## start Records for the exercise
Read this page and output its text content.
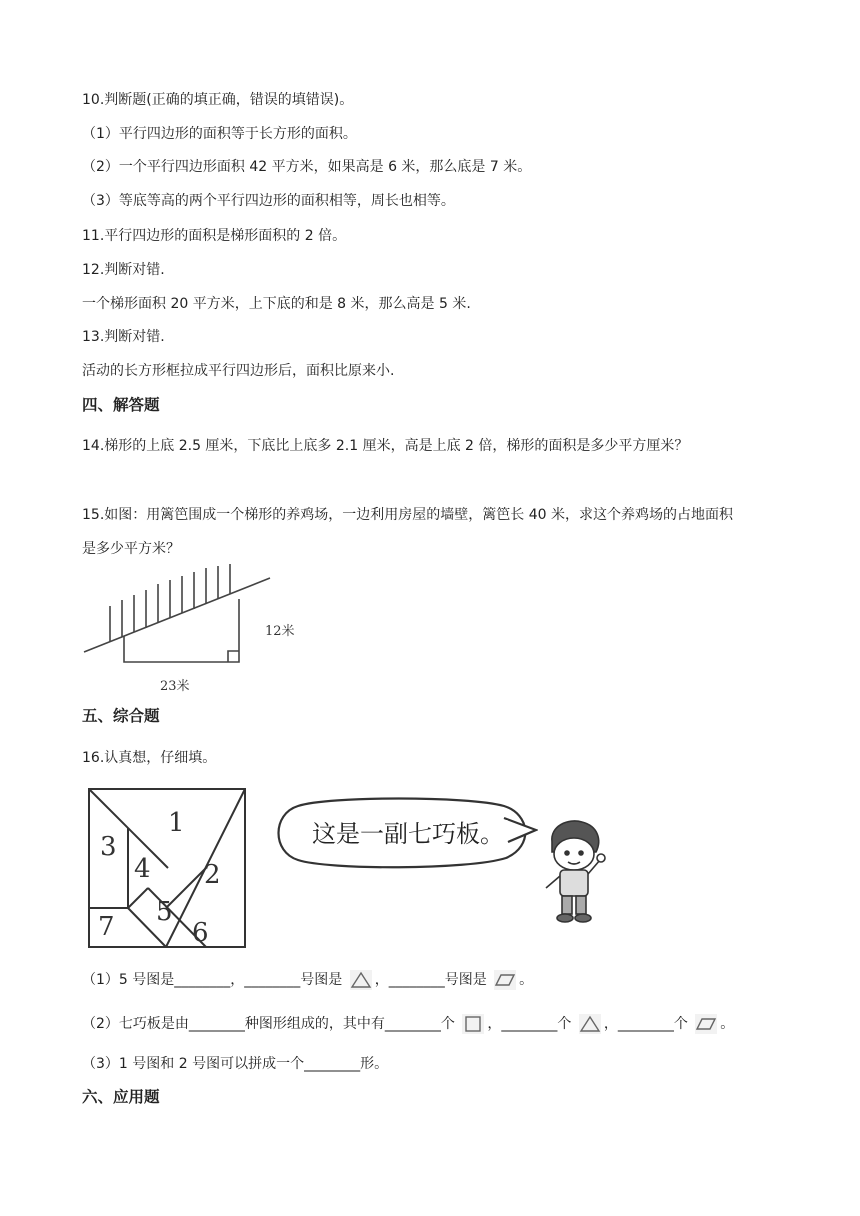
10.判断题(正确的填正确，错误的填错误)。
（1）平行四边形的面积等于长方形的面积。
（2）一个平行四边形面积 42 平方米，如果高是 6 米，那么底是 7 米。
（3）等底等高的两个平行四边形的面积相等，周长也相等。
11.平行四边形的面积是梯形面积的 2 倍。
12.判断对错.
一个梯形面积 20 平方米，上下底的和是 8 米，那么高是 5 米.
13.判断对错.
活动的长方形框拉成平行四边形后，面积比原来小.
四、解答题
14.梯形的上底 2.5 厘米，下底比上底多 2.1 厘米，高是上底 2 倍，梯形的面积是多少平方厘米？
15.如图：用篱笆围成一个梯形的养鸡场，一边利用房屋的墙壁，篱笆长 40 米，求这个养鸡场的占地面积
是多少平方米？
12米
23米
五、综合题
16.认真想，仔细填。
1
2
3
4
5
6
7
这是一副七巧板。
（1）5 号图是________，________号图是 ，________号图是 。
（2）七巧板是由________种图形组成的，其中有________个 ，________个 ，________个 。
（3）1 号图和 2 号图可以拼成一个________形。
六、应用题
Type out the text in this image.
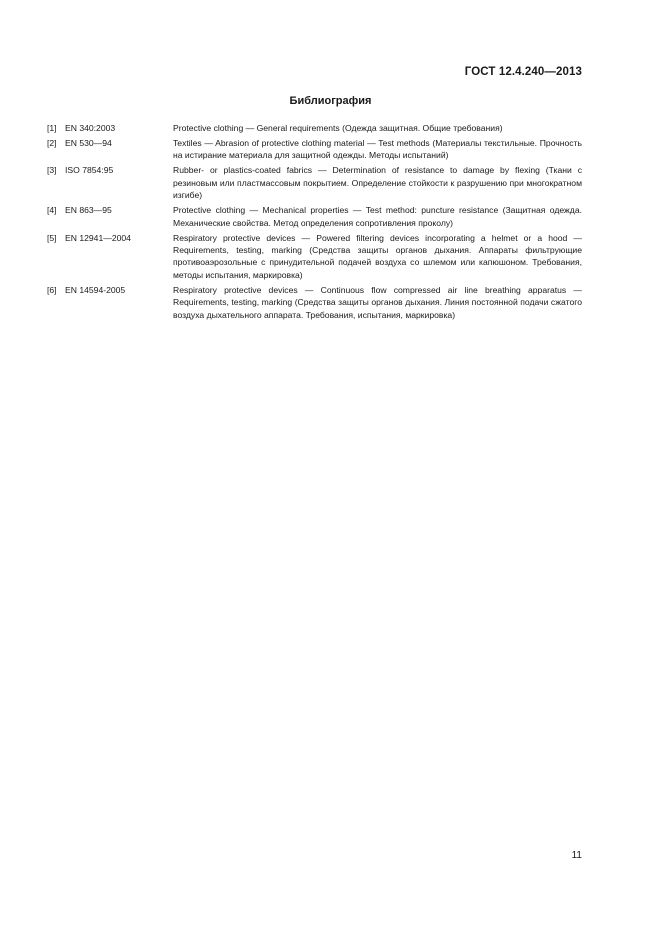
ГОСТ 12.4.240—2013
Библиография
[1] EN 340:2003	Protective clothing — General requirements (Одежда защитная. Общие требования)
[2] EN 530—94	Textiles — Abrasion of protective clothing material — Test methods (Материалы текстильные. Прочность на истирание материала для защитной одежды. Методы испытаний)
[3] ISO 7854:95	Rubber- or plastics-coated fabrics — Determination of resistance to damage by flexing (Ткани с резиновым или пластмассовым покрытием. Определение стойкости к разрушению при многократном изгибе)
[4] EN 863—95	Protective clothing — Mechanical properties — Test method: puncture resistance (Защитная одежда. Механические свойства. Метод определения сопротивления проколу)
[5] EN 12941—2004	Respiratory protective devices — Powered filtering devices incorporating a helmet or a hood — Requirements, testing, marking (Средства защиты органов дыхания. Аппараты фильтрующие противоаэрозольные с принудительной подачей воздуха со шлемом или капюшоном. Требования, методы испытания, маркировка)
[6] EN 14594-2005	Respiratory protective devices — Continuous flow compressed air line breathing apparatus — Requirements, testing, marking (Средства защиты органов дыхания. Линия постоянной подачи сжатого воздуха дыхательного аппарата. Требования, испытания, маркировка)
11
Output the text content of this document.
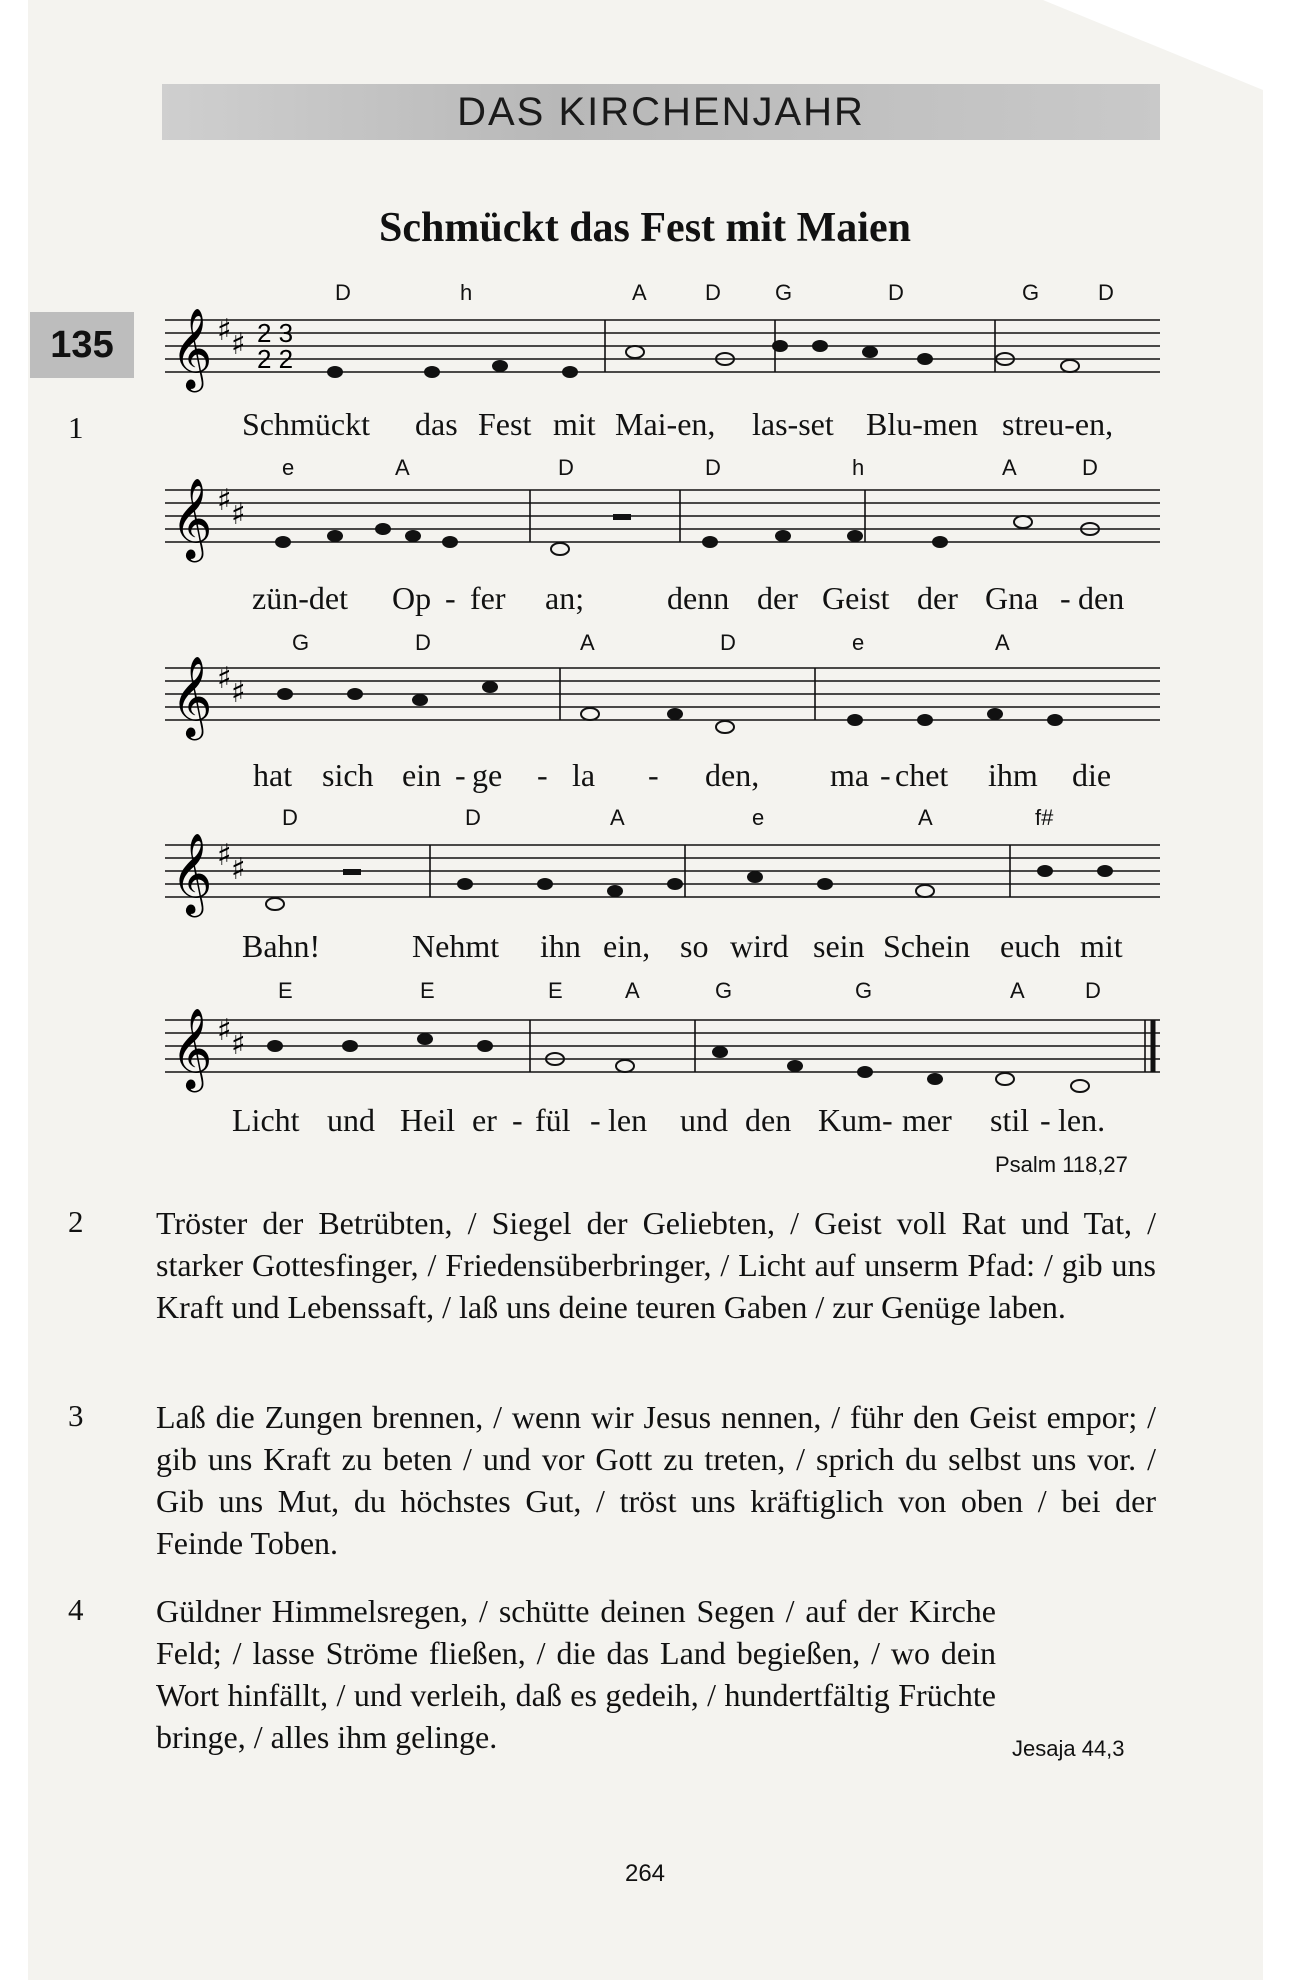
DAS KIRCHENJAHR
135
Schmückt das Fest mit Maien
𝄞 ♯ ♯ 2 3
2 2
𝄞 ♯ ♯
𝄞 ♯ ♯
𝄞 ♯ ♯
𝄞 ♯ ♯
1
D	h	A	D G	D	G	D
e	A	D	D	h	A	D
G	D	A	D	e	A
D	D	A	e	A	f#
E	E	E	A	G	G	A	D
Schmückt das Fest mit Mai-en, las-set Blu-men streu-en,
zün-det Op - fer an;	denn der Geist der Gna - den
hat sich ein - ge - la - den, ma - chet ihm die
Bahn!	Nehmt ihn ein, so wird sein Schein euch mit
Licht und Heil er - fül - len und den Kum- mer stil - len.
Psalm 118,27
2 Tröster der Betrübten, / Siegel der Geliebten, / Geist voll Rat und Tat, / starker Gottesfinger, / Friedensüberbringer, / Licht auf unserm Pfad: / gib uns Kraft und Lebenssaft, / laß uns deine teuren Gaben / zur Genüge laben.
3 Laß die Zungen brennen, / wenn wir Jesus nennen, / führ den Geist empor; / gib uns Kraft zu beten / und vor Gott zu treten, / sprich du selbst uns vor. / Gib uns Mut, du höchstes Gut, / tröst uns kräftiglich von oben / bei der Feinde Toben.
4 Güldner Himmelsregen, / schütte deinen Segen / auf der Kirche Feld; / lasse Ströme fließen, / die das Land begießen, / wo dein Wort hinfällt, / und verleih, daß es gedeih, / hundertfältig Früchte bringe, / alles ihm gelinge.	Jesaja 44,3
264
## end Records for the exercise
Every entry above should be duplicated exactly. Do not include the images.

## Answer
Read this page and output its text content.
10.判断题(正确的填正确，错误的填错误)。
（1）平行四边形的面积等于长方形的面积。
（2）一个平行四边形面积 42 平方米，如果高是 6 米，那么底是 7 米。
（3）等底等高的两个平行四边形的面积相等，周长也相等。
11.平行四边形的面积是梯形面积的 2 倍。
12.判断对错.
一个梯形面积 20 平方米，上下底的和是 8 米，那么高是 5 米.
13.判断对错.
活动的长方形框拉成平行四边形后，面积比原来小.
四、解答题
14.梯形的上底 2.5 厘米，下底比上底多 2.1 厘米，高是上底 2 倍，梯形的面积是多少平方厘米？
15.如图：用篱笆围成一个梯形的养鸡场，一边利用房屋的墙壁，篱笆长 40 米，求这个养鸡场的占地面积
是多少平方米？
12米
23米
五、综合题
16.认真想，仔细填。
1
2
3
4
5
6
7
这是一副七巧板。
（1）5 号图是________，________号图是 ，________号图是 。
（2）七巧板是由________种图形组成的，其中有________个 ，________个 ，________个 。
（3）1 号图和 2 号图可以拼成一个________形。
六、应用题
Type out the text in this image.
ГОСТ 12.4.240—2013
Библиография
[1] EN 340:2003	Protective clothing — General requirements (Одежда защитная. Общие требования)
[2] EN 530—94	Textiles — Abrasion of protective clothing material — Test methods (Материалы текстильные. Прочность на истирание материала для защитной одежды. Методы испытаний)
[3] ISO 7854:95	Rubber- or plastics-coated fabrics — Determination of resistance to damage by flexing (Ткани с резиновым или пластмассовым покрытием. Определение стойкости к разрушению при многократном изгибе)
[4] EN 863—95	Protective clothing — Mechanical properties — Test method: puncture resistance (Защитная одежда. Механические свойства. Метод определения сопротивления проколу)
[5] EN 12941—2004	Respiratory protective devices — Powered filtering devices incorporating a helmet or a hood — Requirements, testing, marking (Средства защиты органов дыхания. Аппараты фильтрующие противоаэрозольные с принудительной подачей воздуха со шлемом или капюшоном. Требования, методы испытания, маркировка)
[6] EN 14594-2005	Respiratory protective devices — Continuous flow compressed air line breathing apparatus — Requirements, testing, marking (Средства защиты органов дыхания. Линия постоянной подачи сжатого воздуха дыхательного аппарата. Требования, испытания, маркировка)
11
Output the text content of this document.
DAS KIRCHENJAHR
135
Schmückt das Fest mit Maien
𝄞 ♯ ♯ 2 3
2 2
𝄞 ♯ ♯
𝄞 ♯ ♯
𝄞 ♯ ♯
𝄞 ♯ ♯
1
D	h	A	D G	D	G	D
e	A	D	D	h	A	D
G	D	A	D	e	A
D	D	A	e	A	f#
E	E	E	A	G	G	A	D
Schmückt das Fest mit Mai-en, las-set Blu-men streu-en,
zün-det Op - fer an;	denn der Geist der Gna - den
hat sich ein - ge - la - den, ma - chet ihm die
Bahn!	Nehmt ihn ein, so wird sein Schein euch mit
Licht und Heil er - fül - len und den Kum- mer stil - len.
Psalm 118,27
2 Tröster der Betrübten, / Siegel der Geliebten, / Geist voll Rat und Tat, / starker Gottesfinger, / Friedensüberbringer, / Licht auf unserm Pfad: / gib uns Kraft und Lebenssaft, / laß uns deine teuren Gaben / zur Genüge laben.
3 Laß die Zungen brennen, / wenn wir Jesus nennen, / führ den Geist empor; / gib uns Kraft zu beten / und vor Gott zu treten, / sprich du selbst uns vor. / Gib uns Mut, du höchstes Gut, / tröst uns kräftiglich von oben / bei der Feinde Toben.
4 Güldner Himmelsregen, / schütte deinen Segen / auf der Kirche Feld; / lasse Ströme fließen, / die das Land begießen, / wo dein Wort hinfällt, / und verleih, daß es gedeih, / hundertfältig Früchte bringe, / alles ihm gelinge.	Jesaja 44,3
264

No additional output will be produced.